**EXTRAIT DU DOCUMENT**
Mais les cinéastes ne donnent jamais de leçon, ils ont l'immense qualité de ne pas juger leurs personnages. En évitant tout manichéisme, ils arrivent même à humaniser le mari, remarquablement interprété par Simon Abkarian. Dans son jusqu'au boutisme délirant, cet homme ne peut accepter que sa femme le quitte pour connaître d'autres hommes. Le film devient alors plus intime en posant des questions universelles sur le couple. Mais il demeure avant tout un vibrant plaidoyer, d'une pertinence et d'une sincérité admirables, pour toutes les femmes victimes de la domination des hommes. Une œuvre indispensable.
Antoine Jullien
Israël / France / Allemange - 1h55
Réalisation et Scénario : Ronit et Shlomi Elkabetz
Avec : Ronit Elkabetz (Viviane), Simon Abkarian (Elisha), Menashe Moy (Carmel), Sasson Gabai (Shimon).
Disponible en DVD chez Blaq Out.
merci pour votre analyse et votre lien sur AlloCiné.fr, vous dites mieux que moi l'impact de ce film: en effet, sont-ils devenus fous?

**LES DONNÉES**
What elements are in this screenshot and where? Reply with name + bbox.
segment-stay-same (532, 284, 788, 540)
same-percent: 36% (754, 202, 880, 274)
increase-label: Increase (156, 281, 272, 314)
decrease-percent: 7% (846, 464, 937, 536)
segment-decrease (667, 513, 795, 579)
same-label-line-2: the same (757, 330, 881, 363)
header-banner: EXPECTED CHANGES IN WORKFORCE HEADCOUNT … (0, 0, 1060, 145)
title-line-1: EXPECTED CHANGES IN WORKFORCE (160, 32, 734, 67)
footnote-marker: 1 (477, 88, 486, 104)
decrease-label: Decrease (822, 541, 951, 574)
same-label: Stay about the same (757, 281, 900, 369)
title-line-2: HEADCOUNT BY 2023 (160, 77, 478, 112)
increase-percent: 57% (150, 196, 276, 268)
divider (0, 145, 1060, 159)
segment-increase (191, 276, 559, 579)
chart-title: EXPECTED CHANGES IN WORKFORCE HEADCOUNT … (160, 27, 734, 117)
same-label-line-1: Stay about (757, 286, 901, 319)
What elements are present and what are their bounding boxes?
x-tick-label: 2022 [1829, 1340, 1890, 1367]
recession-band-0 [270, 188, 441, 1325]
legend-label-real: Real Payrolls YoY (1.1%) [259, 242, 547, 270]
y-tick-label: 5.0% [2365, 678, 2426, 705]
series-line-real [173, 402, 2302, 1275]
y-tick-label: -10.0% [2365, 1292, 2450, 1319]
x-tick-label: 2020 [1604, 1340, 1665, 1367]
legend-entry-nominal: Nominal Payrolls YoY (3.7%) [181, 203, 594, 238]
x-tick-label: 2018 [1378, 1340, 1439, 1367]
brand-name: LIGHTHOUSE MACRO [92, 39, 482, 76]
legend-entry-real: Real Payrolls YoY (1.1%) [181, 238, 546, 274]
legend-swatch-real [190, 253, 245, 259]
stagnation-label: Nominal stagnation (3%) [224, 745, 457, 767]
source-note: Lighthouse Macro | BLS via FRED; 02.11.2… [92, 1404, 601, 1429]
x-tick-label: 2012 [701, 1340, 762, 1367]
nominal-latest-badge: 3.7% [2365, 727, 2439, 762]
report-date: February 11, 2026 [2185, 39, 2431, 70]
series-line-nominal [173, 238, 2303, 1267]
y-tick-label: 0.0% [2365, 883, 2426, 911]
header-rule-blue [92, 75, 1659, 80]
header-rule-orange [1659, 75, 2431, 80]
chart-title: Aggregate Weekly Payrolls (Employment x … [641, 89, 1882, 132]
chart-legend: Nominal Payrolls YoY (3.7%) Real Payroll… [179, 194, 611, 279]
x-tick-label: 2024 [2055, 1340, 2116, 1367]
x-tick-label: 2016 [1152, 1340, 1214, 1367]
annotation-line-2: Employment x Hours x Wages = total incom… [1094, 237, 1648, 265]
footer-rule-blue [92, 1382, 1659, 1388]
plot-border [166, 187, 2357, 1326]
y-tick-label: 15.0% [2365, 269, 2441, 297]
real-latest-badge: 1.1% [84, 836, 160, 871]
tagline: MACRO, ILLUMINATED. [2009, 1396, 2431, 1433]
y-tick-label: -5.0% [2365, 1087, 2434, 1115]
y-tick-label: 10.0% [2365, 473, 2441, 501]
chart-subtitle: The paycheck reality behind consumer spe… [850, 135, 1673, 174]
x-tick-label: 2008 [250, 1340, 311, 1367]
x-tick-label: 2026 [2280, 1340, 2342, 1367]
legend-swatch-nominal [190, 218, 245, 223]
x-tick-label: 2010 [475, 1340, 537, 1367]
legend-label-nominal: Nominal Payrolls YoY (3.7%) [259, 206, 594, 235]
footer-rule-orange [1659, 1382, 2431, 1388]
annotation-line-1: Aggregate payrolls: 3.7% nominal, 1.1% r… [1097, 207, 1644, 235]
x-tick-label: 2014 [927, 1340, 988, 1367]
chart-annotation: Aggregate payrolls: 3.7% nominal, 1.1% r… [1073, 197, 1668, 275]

**QUESTIONS**
(A) Recopiez fidèlement le passage de l'extrait situé entre « Disponible en DVD » et « sont-ils devenus fous? », bornes comprises.
(B) D'après l'extrait, ces affirmations sont-elles exactes ? Répondez par oui ou par non en citant les mots décisifs de l'extrait : (i) le mari est interprété par Simon Abkarian ; (ii) les cinéastes jugent leurs personnages ; (iii) le film dure 2h10.

**RÉPONSES PAR QUESTION**
(A)
Disponible en DVD chez Blaq Out.
merci pour votre analyse et votre lien sur AlloCiné.fr, vous dites mieux que moi l'impact de ce film: en effet, sont-ils devenus fous?

(B)
(i) Oui : « remarquablement interprété par Simon Abkarian ».
(ii) Non : « ils ont l'immense qualité de ne pas juger leurs personnages ».
(iii) Non : « 1h55 ».